**Exercise aim**
Scan the data below. Pull out each line where "South" occurs.
━━━━━ Information supplied
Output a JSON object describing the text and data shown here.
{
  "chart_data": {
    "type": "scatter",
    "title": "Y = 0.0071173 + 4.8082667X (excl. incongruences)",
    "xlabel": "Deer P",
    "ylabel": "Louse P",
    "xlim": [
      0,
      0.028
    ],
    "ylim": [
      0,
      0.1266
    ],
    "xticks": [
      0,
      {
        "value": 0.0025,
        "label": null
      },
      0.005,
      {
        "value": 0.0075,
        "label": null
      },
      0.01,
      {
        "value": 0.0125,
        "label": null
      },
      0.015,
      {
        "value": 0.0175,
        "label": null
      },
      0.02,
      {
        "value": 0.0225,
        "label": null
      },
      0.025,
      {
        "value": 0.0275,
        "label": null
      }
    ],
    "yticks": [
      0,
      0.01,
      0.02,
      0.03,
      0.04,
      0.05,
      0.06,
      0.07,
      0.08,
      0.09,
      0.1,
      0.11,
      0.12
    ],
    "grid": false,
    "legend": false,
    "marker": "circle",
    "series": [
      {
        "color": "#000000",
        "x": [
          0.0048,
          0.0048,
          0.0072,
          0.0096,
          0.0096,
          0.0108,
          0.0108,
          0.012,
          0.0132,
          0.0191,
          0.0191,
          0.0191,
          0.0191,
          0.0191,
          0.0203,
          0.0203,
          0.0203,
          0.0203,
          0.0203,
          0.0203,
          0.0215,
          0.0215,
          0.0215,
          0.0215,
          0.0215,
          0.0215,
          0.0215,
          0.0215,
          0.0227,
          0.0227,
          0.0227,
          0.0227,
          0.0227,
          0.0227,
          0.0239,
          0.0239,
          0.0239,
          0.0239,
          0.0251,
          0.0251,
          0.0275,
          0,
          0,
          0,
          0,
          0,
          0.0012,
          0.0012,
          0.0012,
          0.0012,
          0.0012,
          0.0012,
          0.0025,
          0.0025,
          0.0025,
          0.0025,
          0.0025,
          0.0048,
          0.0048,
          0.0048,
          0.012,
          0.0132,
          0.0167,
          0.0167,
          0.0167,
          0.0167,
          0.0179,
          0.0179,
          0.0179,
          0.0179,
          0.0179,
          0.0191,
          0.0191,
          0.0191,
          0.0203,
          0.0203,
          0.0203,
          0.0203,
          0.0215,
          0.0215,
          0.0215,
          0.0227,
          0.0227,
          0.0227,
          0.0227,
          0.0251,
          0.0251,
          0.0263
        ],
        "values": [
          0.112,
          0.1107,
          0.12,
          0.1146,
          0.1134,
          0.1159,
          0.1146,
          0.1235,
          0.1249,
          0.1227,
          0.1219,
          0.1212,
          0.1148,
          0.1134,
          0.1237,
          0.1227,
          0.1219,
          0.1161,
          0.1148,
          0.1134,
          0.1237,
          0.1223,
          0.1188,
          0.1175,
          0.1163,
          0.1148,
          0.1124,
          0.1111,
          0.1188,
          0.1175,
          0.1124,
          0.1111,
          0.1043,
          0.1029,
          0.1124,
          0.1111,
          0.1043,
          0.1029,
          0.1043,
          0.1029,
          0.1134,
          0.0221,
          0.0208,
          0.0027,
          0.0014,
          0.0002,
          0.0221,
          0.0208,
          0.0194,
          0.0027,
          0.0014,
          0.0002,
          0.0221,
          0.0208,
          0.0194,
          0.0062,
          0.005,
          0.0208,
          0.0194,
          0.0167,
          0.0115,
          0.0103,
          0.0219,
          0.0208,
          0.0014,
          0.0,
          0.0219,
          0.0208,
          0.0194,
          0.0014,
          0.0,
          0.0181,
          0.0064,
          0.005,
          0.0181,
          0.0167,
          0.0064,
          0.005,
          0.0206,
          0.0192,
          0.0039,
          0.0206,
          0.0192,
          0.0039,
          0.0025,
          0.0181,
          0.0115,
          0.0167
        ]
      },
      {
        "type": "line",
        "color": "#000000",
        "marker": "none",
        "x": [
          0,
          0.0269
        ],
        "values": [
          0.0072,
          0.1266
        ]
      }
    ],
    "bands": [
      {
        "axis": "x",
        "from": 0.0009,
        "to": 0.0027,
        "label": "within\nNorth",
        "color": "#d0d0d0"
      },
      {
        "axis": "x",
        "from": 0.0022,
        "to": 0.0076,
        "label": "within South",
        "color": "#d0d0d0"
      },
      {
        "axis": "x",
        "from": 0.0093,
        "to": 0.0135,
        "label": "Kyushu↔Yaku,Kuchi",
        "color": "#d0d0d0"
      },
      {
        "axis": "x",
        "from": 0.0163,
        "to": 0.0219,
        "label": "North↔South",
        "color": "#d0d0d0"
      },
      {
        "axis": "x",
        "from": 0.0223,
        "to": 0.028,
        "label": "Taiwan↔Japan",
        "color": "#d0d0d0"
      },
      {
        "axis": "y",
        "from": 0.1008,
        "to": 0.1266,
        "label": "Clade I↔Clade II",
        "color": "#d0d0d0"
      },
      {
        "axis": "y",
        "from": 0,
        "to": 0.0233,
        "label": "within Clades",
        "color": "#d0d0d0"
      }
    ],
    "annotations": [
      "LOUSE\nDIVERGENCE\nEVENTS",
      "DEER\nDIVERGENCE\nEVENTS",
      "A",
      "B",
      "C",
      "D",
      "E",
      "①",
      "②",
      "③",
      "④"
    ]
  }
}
━━━━━━━━━━
**Task output**
        "label": "within South",
        "label": "North↔South",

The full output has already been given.